Integration Case : Court to Rule on Swim Lessons for Muslim Girls
A German court will rule Wednesday whether Muslim girls can be exempted from co-ed swimming lessons, an issue that has sparked many disputes. The judges must decide what takes precedence: freedom of religion or the state's obligation to educate all.
Aisha, a 13-year-old schoolgirl, is actually an ideal student in the eyes of German politicians who advocate the integration of people from other cultures. Her parents moved to Germany from Morocco; her father is a tradesman and her mother is a housewife. Aisha (not her real name) attended school until the age of eight in Morocco, yet she still managed to do well at Helene Lange High School in Frankfurt. She received top grades in math, English and German. When she grows up, she wants to become a doctor.
Yet for a number of years her family has been locked in a dispute with the central German state of Hesse. This case is about whether Aisha, who has been raised according to the Muslim faith by her parents, can be forced to attend mixed swimming classes with boys. In a broader sense, though, it has to do with the relationship between the state and religion.
This Wednesday, the judges of Germany's Federal Administrative Court in Leipzig, the country's highest court for public and administrative disputes that don't concern the constitution, will examine the case. According to the court, it is necessary "to clarify the conditions under which a pupil, based on his or her basic right to freedom of religion, can, on an individual basis, be exempted from the obligation to attend a school event." The judges will have to make a fundamental decision between the individual's constitutional right to freedom of religion and the state's constitutional obligation to educate all children.
Conflicts repeatedly arise between families and schools when boys and girls are to attend co-ed swimming classes. According to a survey conducted on behalf of the German Islam Conference, a forum of dialogue between Muslim groups and the government, seven percent of Muslim girls don't attend co-ed swimming lessons, and roughly half of their families give religious reasons for this absenteeism. What's more, 10 percent of the girls don't take part in class trips where children spend nights away from home.

* * *

Parts of the exercise:
- 1) Answer these questions from the article on swim lessons for Muslim girls:
(a) How old is Aisha?
(b) In which city does the Federal Administrative Court sit?
(c) According to the survey, what percentage of Muslim girls don't attend co-ed swimming lessons?
- 2) Summarize the article on swim lessons for Muslim girls in two sentences.
- 3) How would the article on swim lessons for Muslim girls read from "Conflicts repeatedly arise" through "away from home." if you edit that passage to replace "forum of dialogue" with "platform for dialogue"?
The records have no connection to the article on swim lessons for Muslim girls.

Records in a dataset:
* * *

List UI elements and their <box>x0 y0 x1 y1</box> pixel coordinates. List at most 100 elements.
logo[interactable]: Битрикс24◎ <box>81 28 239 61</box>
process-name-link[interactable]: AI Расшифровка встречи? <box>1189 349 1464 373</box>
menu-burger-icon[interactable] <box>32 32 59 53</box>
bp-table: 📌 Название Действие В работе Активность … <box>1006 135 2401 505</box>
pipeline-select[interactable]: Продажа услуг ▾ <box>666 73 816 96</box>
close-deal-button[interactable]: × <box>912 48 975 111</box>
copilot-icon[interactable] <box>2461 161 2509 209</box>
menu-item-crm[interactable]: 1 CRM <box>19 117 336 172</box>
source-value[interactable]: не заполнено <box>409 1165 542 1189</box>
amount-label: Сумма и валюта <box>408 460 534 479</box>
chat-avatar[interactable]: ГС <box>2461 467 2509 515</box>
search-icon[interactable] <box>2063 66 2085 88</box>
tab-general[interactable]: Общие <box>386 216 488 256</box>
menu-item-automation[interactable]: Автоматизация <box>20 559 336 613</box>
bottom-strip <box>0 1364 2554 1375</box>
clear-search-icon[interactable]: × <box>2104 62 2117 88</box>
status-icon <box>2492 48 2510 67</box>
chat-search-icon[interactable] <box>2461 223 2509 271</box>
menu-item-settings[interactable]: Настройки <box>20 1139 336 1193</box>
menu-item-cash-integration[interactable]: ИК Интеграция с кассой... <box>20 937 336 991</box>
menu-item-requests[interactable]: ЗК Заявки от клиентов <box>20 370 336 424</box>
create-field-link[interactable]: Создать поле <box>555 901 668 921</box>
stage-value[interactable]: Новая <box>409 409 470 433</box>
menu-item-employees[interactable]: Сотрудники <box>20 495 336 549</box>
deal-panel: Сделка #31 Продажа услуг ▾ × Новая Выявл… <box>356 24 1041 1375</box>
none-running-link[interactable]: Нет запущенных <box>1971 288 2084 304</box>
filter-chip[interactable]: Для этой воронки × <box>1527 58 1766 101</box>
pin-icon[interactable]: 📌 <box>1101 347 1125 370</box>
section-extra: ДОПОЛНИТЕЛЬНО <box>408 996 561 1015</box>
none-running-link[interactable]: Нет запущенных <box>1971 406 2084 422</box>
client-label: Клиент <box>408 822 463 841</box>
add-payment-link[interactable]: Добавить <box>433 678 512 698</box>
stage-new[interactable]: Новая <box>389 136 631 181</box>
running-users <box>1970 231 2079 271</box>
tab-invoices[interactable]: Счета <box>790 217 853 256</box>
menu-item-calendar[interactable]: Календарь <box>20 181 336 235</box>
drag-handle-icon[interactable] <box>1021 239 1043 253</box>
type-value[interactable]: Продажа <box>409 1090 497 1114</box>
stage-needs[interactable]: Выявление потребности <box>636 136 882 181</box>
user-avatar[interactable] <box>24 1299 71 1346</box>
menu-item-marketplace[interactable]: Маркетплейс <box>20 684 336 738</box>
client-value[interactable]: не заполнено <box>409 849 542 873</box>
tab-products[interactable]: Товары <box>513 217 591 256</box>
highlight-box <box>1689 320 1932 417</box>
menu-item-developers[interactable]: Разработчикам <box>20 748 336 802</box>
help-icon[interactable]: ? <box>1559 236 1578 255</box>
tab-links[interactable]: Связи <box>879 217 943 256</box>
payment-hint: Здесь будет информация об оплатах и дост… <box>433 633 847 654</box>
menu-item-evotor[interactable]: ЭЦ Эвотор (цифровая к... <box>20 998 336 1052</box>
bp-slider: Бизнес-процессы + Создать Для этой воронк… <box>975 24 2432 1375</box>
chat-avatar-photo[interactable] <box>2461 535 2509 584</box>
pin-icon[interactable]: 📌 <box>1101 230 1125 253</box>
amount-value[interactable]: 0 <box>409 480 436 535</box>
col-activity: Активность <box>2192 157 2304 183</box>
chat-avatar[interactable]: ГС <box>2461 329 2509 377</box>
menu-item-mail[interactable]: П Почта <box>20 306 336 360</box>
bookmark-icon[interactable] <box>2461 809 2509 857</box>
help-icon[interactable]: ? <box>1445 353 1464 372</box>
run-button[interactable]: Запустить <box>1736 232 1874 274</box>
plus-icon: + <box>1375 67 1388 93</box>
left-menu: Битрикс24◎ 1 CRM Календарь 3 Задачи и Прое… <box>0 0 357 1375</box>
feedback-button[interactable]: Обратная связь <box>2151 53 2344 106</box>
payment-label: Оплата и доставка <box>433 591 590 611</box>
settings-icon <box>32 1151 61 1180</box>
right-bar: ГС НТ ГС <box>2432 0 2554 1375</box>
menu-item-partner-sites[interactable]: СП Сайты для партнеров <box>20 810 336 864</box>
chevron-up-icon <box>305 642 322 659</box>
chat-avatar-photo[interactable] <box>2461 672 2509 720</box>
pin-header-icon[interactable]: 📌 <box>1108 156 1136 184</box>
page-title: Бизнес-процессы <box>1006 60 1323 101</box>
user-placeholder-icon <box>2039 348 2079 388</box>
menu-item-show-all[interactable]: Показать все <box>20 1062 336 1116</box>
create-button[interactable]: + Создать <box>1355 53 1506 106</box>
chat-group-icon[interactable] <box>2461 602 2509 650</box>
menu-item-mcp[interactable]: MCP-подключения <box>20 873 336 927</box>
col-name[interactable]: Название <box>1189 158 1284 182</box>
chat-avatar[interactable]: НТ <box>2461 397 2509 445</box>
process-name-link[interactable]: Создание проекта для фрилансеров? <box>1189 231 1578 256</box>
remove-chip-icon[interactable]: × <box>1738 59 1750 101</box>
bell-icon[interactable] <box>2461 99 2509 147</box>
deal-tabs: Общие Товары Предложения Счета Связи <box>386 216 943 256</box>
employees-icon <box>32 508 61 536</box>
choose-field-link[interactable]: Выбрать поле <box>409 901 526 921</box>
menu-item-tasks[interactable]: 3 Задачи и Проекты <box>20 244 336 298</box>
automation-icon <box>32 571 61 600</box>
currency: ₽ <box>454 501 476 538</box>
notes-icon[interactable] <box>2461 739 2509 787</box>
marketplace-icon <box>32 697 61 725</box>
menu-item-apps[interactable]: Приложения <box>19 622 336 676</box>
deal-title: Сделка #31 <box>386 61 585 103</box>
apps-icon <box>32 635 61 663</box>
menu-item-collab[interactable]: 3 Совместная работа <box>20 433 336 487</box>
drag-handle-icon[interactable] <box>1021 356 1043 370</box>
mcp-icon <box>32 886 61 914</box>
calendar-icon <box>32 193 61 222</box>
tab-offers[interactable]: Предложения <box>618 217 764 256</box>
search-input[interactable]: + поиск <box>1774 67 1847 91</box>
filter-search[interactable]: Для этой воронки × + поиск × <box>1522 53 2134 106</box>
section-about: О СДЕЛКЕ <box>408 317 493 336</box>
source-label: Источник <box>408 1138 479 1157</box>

* * *

Responses in order:
- 1)
(a) She is 13 years old.
(b) Leipzig.
(c) Seven percent.

- 2) Germany's Federal Administrative Court in Leipzig will rule whether a Muslim schoolgirl from Frankfurt can be exempted from co-ed swimming lessons, a case her family has long disputed with the state of Hesse. The judges must weigh the right to freedom of religion against the state's obligation to educate all children, in a country where seven percent of Muslim girls don't attend co-ed swimming lessons.

- 3)
Conflicts repeatedly arise between families and schools when boys and girls are to attend co-ed swimming classes. According to a survey conducted on behalf of the German Islam Conference, a platform for dialogue between Muslim groups and the government, seven percent of Muslim girls don't attend co-ed swimming lessons, and roughly half of their families give religious reasons for this absenteeism. What's more, 10 percent of the girls don't take part in class trips where children spend nights away from home.